> **RECORDS FOR THIS TASK**:
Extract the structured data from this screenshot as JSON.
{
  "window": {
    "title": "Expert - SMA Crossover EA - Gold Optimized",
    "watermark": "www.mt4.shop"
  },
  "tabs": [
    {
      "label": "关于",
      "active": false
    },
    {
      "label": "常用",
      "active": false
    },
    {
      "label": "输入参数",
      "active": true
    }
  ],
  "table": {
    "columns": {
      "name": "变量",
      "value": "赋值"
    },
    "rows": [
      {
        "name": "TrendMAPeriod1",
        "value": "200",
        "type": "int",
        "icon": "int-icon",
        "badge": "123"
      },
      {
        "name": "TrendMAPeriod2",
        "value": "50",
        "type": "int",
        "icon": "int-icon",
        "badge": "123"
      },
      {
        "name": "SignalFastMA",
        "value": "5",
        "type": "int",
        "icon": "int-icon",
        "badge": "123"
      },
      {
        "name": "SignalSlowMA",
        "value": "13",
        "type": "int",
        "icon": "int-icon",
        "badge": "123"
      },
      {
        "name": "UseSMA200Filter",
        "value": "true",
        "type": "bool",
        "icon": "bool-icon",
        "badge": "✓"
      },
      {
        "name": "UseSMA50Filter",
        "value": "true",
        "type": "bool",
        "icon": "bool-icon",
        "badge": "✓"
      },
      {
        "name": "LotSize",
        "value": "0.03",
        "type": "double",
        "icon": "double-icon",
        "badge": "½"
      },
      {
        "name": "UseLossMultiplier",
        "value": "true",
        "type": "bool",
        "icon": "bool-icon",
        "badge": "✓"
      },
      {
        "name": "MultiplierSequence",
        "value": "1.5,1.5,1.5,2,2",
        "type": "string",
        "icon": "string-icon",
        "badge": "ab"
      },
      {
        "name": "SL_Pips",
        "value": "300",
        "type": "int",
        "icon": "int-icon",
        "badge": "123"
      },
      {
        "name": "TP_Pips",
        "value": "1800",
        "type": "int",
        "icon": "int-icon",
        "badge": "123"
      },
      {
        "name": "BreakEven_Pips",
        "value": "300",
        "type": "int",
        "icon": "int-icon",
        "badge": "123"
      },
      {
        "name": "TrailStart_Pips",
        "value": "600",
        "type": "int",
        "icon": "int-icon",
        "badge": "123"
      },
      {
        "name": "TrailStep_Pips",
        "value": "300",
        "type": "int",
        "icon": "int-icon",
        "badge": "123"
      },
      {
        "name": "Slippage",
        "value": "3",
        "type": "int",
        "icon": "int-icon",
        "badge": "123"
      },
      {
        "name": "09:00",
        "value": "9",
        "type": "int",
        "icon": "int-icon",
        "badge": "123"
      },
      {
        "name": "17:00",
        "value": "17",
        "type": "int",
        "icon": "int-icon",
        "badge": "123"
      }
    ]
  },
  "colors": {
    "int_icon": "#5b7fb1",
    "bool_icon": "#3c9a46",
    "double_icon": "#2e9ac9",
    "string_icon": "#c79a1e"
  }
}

> **BRIEF**:
Every entry above should be retyped exactly as shown.

> **WRITTEN ANSWER**:
Extract the structured data from this screenshot as JSON.
{
  "window": {
    "title": "Expert - SMA Crossover EA - Gold Optimized",
    "watermark": "www.mt4.shop"
  },
  "tabs": [
    {
      "label": "关于",
      "active": false
    },
    {
      "label": "常用",
      "active": false
    },
    {
      "label": "输入参数",
      "active": true
    }
  ],
  "table": {
    "columns": {
      "name": "变量",
      "value": "赋值"
    },
    "rows": [
      {
        "name": "TrendMAPeriod1",
        "value": "200",
        "type": "int",
        "icon": "int-icon",
        "badge": "123"
      },
      {
        "name": "TrendMAPeriod2",
        "value": "50",
        "type": "int",
        "icon": "int-icon",
        "badge": "123"
      },
      {
        "name": "SignalFastMA",
        "value": "5",
        "type": "int",
        "icon": "int-icon",
        "badge": "123"
      },
      {
        "name": "SignalSlowMA",
        "value": "13",
        "type": "int",
        "icon": "int-icon",
        "badge": "123"
      },
      {
        "name": "UseSMA200Filter",
        "value": "true",
        "type": "bool",
        "icon": "bool-icon",
        "badge": "✓"
      },
      {
        "name": "UseSMA50Filter",
        "value": "true",
        "type": "bool",
        "icon": "bool-icon",
        "badge": "✓"
      },
      {
        "name": "LotSize",
        "value": "0.03",
        "type": "double",
        "icon": "double-icon",
        "badge": "½"
      },
      {
        "name": "UseLossMultiplier",
        "value": "true",
        "type": "bool",
        "icon": "bool-icon",
        "badge": "✓"
      },
      {
        "name": "MultiplierSequence",
        "value": "1.5,1.5,1.5,2,2",
        "type": "string",
        "icon": "string-icon",
        "badge": "ab"
      },
      {
        "name": "SL_Pips",
        "value": "300",
        "type": "int",
        "icon": "int-icon",
        "badge": "123"
      },
      {
        "name": "TP_Pips",
        "value": "1800",
        "type": "int",
        "icon": "int-icon",
        "badge": "123"
      },
      {
        "name": "BreakEven_Pips",
        "value": "300",
        "type": "int",
        "icon": "int-icon",
        "badge": "123"
      },
      {
        "name": "TrailStart_Pips",
        "value": "600",
        "type": "int",
        "icon": "int-icon",
        "badge": "123"
      },
      {
        "name": "TrailStep_Pips",
        "value": "300",
        "type": "int",
        "icon": "int-icon",
        "badge": "123"
      },
      {
        "name": "Slippage",
        "value": "3",
        "type": "int",
        "icon": "int-icon",
        "badge": "123"
      },
      {
        "name": "09:00",
        "value": "9",
        "type": "int",
        "icon": "int-icon",
        "badge": "123"
      },
      {
        "name": "17:00",
        "value": "17",
        "type": "int",
        "icon": "int-icon",
        "badge": "123"
      }
    ]
  },
  "colors": {
    "int_icon": "#5b7fb1",
    "bool_icon": "#3c9a46",
    "double_icon": "#2e9ac9",
    "string_icon": "#c79a1e"
  }
}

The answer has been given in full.